--- Start of TEXT PASSAGE ---
= State–action–reward–state–action =

Machine learning algorithm

State–action–reward–state–action (SARSA) is an algorithm for learning a Markov decision process policy, used in the reinforcement learning area of machine learning. It was proposed by Rummery and Niranjan in a technical note with the name "Modified Connectionist Q-Learning" (MCQ-L). The alternative name SARSA, proposed by Rich Sutton, was only mentioned as a footnote.

This name reflects the fact that the main function for updating the Q-value depends on the current state of the agent "S_{1}", the action the agent chooses "A_{1}", the reward "R_{2}" the agent gets for choosing this action, the state "S_{2}" that the agent enters after taking that action, and finally the next action "A_{2}" the agent chooses in its new state. The acronym for the quintuple (S_{t}, A_{t}, R_{t+1}, S_{t+1}, A_{t+1}) is SARSA. Some authors use a slightly different convention and write the quintuple (S_{t}, A_{t}, R_{t}, S_{t+1}, A_{t+1}), depending on which time step the reward is formally assigned. The rest of the article uses the former convention.

== Algorithm ==
$Q^{\textrm{new}}(S_t, A_t) \leftarrow (1 - \alpha) Q(S_t,A_t) + \alpha \, [R_{t+1} + \gamma \, Q(S_{t+1}, A_{t+1})]$

A SARSA agent interacts with the environment and updates the policy based on actions taken, hence this is known as an on-policy learning algorithm. The Q value for a state-action is updated by an error, adjusted by the learning rate α. Q values represent the possible reward received in the next time step for taking action a in state s, plus the discounted future reward received from the next state-action observation.

Watkin's Q-learning updates an estimate of the optimal state-action value function $Q^*$ based on the maximum reward of available actions. While SARSA learns the Q values associated with taking the policy it follows itself, Watkin's Q-learning learns the Q values associated with taking the optimal policy while following an exploration/exploitation policy.

Some optimizations of Watkin's Q-learning may be applied to SARSA.
--- End of TEXT PASSAGE ---
## [WHAT YOU WILL DO]
a - Using the SARSA passage, mark each statement yes or no and quote the words that decide it: (i) SARSA was first put forward under the name "Modified Connectionist Q-Learning." (ii) SARSA is an off-policy learning algorithm. (iii) Rich Sutton proposed the name SARSA.
b - According to the SARSA passage, what adjusts the error used to update the Q value for a state-action?
c - Write the next part of the SARSA passage, beginning after its final sentence.
The data that comes next has no connection to the SARSA passage.
--- Start of DATA EXCERPT ---
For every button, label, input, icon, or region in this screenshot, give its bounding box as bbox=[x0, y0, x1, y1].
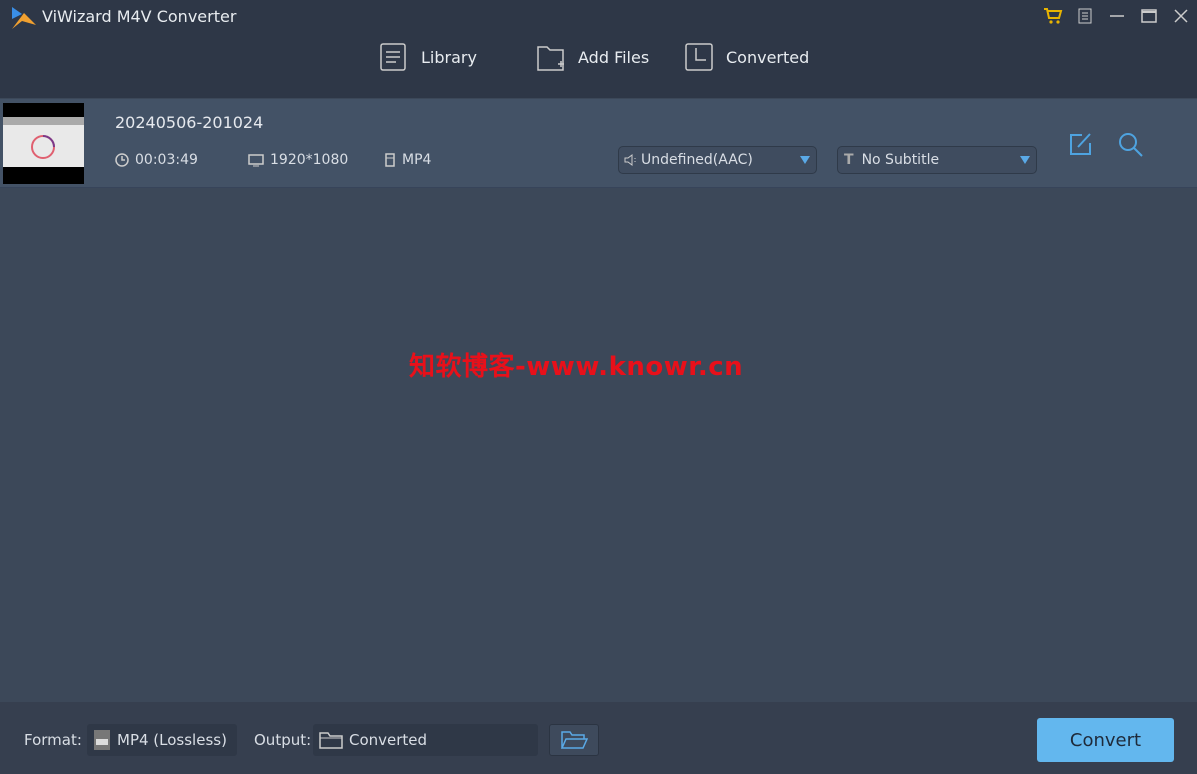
--- End of DATA EXCERPT ---
## [RESULTS IN ORDER]
a -
(i) Yes: "It was proposed by Rummery and Niranjan in a technical note with the name "Modified Connectionist Q-Learning" (MCQ-L)."
(ii) No: "hence this is known as an on-policy learning algorithm"
(iii) Yes: "The alternative name SARSA, proposed by Rich Sutton, was only mentioned as a footnote."

b - The learning rate α.

c -
== Hyperparameters ==

=== Learning rate (alpha)===

The learning rate determines to what extent newly acquired information overrides old information. A factor of 0 will make the agent not learn anything, while a factor of 1 would make the agent consider only the most recent information.

=== Discount factor (gamma) ===

The discount factor determines the importance of future rewards. A discount factor of 0 makes the agent "opportunistic", or "myopic", e.g., by only considering current rewards, while a factor approaching 1 will make it strive for a long-term high reward. If the discount factor meets or exceeds 1, the $Q$ values may diverge.

=== Initial conditions (Q(S_{0}, A_{0})) ===

Since SARSA is an iterative algorithm, it implicitly assumes an initial condition before the first update occurs. A high (infinite) initial value, also known as "optimistic initial conditions", can encourage exploration: no matter what action takes place, the update rule causes it to have higher values than the other alternative, thus increasing their choice probability. In 2013 it was suggested that the first reward $r$ could be used to reset the initial conditions. According to this idea, the first time an action is taken the reward is used to set the value of $Q$. This allows immediate learning in case of fixed deterministic rewards. This resetting-of-initial-conditions (RIC) approach seems to be consistent with human behavior in repeated binary choice experiments.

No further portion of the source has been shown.